• **REQUIREMENT**: Without the pictures, print each of the records below exactly as it appears.

[Records that describe figures]

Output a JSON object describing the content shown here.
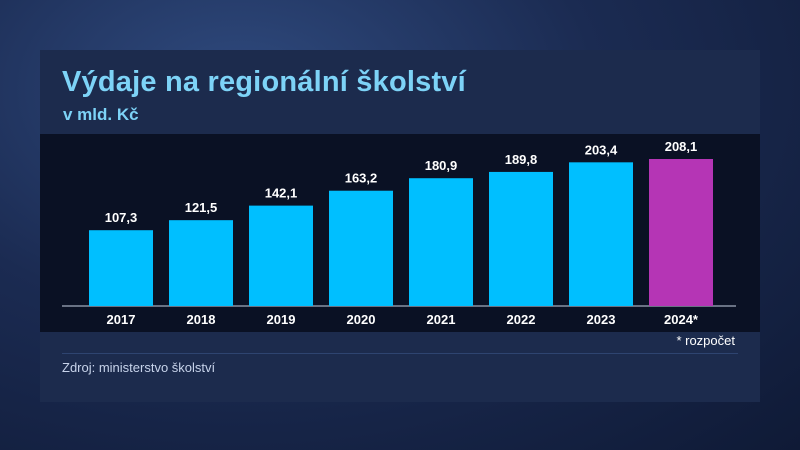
{
  "header": {
    "title": "Výdaje na regionální školství",
    "subtitle": "v mld. Kč"
  },
  "footnote": "* rozpočet",
  "source": "Zdroj: ministerstvo školství",
  "colors": {
    "bar": "#00bfff",
    "bar_highlight": "#b535b5",
    "title": "#7dd3f7"
  },
  "chart_data": {
    "type": "bar",
    "title": "Výdaje na regionální školství",
    "subtitle": "v mld. Kč",
    "categories": [
      "2017",
      "2018",
      "2019",
      "2020",
      "2021",
      "2022",
      "2023",
      "2024*"
    ],
    "values": [
      107.3,
      121.5,
      142.1,
      163.2,
      180.9,
      189.8,
      203.4,
      208.1
    ],
    "value_labels": [
      "107,3",
      "121,5",
      "142,1",
      "163,2",
      "180,9",
      "189,8",
      "203,4",
      "208,1"
    ],
    "highlight_index": 7,
    "ylim": [
      0,
      208.1
    ],
    "grid": false,
    "legend": "none"
  }
}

• **FINAL RESULT**:
Output a JSON object describing the content shown here.
{
  "header": {
    "title": "Výdaje na regionální školství",
    "subtitle": "v mld. Kč"
  },
  "footnote": "* rozpočet",
  "source": "Zdroj: ministerstvo školství",
  "colors": {
    "bar": "#00bfff",
    "bar_highlight": "#b535b5",
    "title": "#7dd3f7"
  },
  "chart_data": {
    "type": "bar",
    "title": "Výdaje na regionální školství",
    "subtitle": "v mld. Kč",
    "categories": [
      "2017",
      "2018",
      "2019",
      "2020",
      "2021",
      "2022",
      "2023",
      "2024*"
    ],
    "values": [
      107.3,
      121.5,
      142.1,
      163.2,
      180.9,
      189.8,
      203.4,
      208.1
    ],
    "value_labels": [
      "107,3",
      "121,5",
      "142,1",
      "163,2",
      "180,9",
      "189,8",
      "203,4",
      "208,1"
    ],
    "highlight_index": 7,
    "ylim": [
      0,
      208.1
    ],
    "grid": false,
    "legend": "none"
  }
}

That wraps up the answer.